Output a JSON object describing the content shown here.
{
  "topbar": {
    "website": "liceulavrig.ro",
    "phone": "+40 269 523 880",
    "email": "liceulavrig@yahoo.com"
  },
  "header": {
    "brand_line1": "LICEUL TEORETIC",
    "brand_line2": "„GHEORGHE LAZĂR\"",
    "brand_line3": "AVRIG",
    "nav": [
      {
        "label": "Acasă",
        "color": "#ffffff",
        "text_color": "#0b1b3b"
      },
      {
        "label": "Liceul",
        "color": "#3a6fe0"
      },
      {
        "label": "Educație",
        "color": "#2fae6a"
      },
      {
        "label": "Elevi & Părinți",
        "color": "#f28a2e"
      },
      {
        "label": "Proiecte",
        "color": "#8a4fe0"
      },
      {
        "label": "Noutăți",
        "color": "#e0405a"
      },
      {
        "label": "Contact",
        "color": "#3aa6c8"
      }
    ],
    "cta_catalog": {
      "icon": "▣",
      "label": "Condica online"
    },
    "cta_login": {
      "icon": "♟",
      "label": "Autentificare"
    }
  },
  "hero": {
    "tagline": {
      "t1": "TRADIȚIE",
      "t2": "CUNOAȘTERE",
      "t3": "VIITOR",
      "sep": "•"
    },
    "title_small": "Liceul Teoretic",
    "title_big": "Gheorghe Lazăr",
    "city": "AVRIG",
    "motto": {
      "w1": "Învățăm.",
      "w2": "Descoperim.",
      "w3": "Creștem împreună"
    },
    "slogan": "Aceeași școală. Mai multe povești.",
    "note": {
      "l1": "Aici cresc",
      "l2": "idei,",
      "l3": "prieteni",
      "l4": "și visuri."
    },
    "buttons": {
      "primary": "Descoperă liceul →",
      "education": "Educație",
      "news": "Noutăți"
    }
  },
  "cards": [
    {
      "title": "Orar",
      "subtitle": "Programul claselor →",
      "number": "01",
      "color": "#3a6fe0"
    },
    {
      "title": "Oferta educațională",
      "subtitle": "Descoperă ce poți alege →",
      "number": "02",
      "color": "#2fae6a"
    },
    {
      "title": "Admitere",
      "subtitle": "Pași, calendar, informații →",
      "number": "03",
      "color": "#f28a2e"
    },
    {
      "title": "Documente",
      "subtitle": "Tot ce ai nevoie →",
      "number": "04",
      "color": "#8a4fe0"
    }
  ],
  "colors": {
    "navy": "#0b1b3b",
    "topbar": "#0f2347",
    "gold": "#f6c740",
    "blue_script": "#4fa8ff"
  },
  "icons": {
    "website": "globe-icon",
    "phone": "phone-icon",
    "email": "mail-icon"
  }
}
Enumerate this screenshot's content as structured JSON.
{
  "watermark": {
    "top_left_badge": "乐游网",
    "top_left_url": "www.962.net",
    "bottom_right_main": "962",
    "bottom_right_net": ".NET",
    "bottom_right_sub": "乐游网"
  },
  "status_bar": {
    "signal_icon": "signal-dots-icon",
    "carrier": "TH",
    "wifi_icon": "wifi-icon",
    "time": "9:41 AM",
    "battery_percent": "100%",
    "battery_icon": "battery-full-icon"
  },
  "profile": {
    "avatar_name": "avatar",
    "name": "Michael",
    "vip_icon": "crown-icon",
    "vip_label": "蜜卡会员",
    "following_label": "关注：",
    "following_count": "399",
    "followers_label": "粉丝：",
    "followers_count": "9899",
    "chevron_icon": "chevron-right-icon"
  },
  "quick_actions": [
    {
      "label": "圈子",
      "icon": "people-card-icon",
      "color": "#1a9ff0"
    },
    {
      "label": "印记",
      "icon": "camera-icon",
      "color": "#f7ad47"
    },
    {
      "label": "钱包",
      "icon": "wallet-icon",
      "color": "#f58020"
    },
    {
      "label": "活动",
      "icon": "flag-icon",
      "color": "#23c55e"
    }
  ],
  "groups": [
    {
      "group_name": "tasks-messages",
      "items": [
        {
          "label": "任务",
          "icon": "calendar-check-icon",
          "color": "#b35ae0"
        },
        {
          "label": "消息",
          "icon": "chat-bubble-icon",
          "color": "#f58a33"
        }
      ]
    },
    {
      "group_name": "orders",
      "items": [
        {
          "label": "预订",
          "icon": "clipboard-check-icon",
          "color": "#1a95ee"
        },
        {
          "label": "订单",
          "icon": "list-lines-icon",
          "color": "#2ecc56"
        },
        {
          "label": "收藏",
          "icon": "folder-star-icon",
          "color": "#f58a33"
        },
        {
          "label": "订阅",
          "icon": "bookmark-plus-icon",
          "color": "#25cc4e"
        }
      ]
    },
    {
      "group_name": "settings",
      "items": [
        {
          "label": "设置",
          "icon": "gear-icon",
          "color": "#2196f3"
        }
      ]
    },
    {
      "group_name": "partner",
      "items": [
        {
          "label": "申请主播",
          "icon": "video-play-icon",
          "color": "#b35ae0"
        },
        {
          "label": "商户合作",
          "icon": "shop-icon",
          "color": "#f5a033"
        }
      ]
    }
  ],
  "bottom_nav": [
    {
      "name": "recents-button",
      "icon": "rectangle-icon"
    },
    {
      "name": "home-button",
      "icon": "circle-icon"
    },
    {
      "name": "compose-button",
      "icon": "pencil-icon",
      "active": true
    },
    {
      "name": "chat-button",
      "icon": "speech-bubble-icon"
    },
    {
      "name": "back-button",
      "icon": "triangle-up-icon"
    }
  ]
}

┄┄┄┄┄┄

Every line in the data above that contains "Descoperă" needs to be copied.

      "primary": "Descoperă liceul →",
      "subtitle": "Descoperă ce poți alege →",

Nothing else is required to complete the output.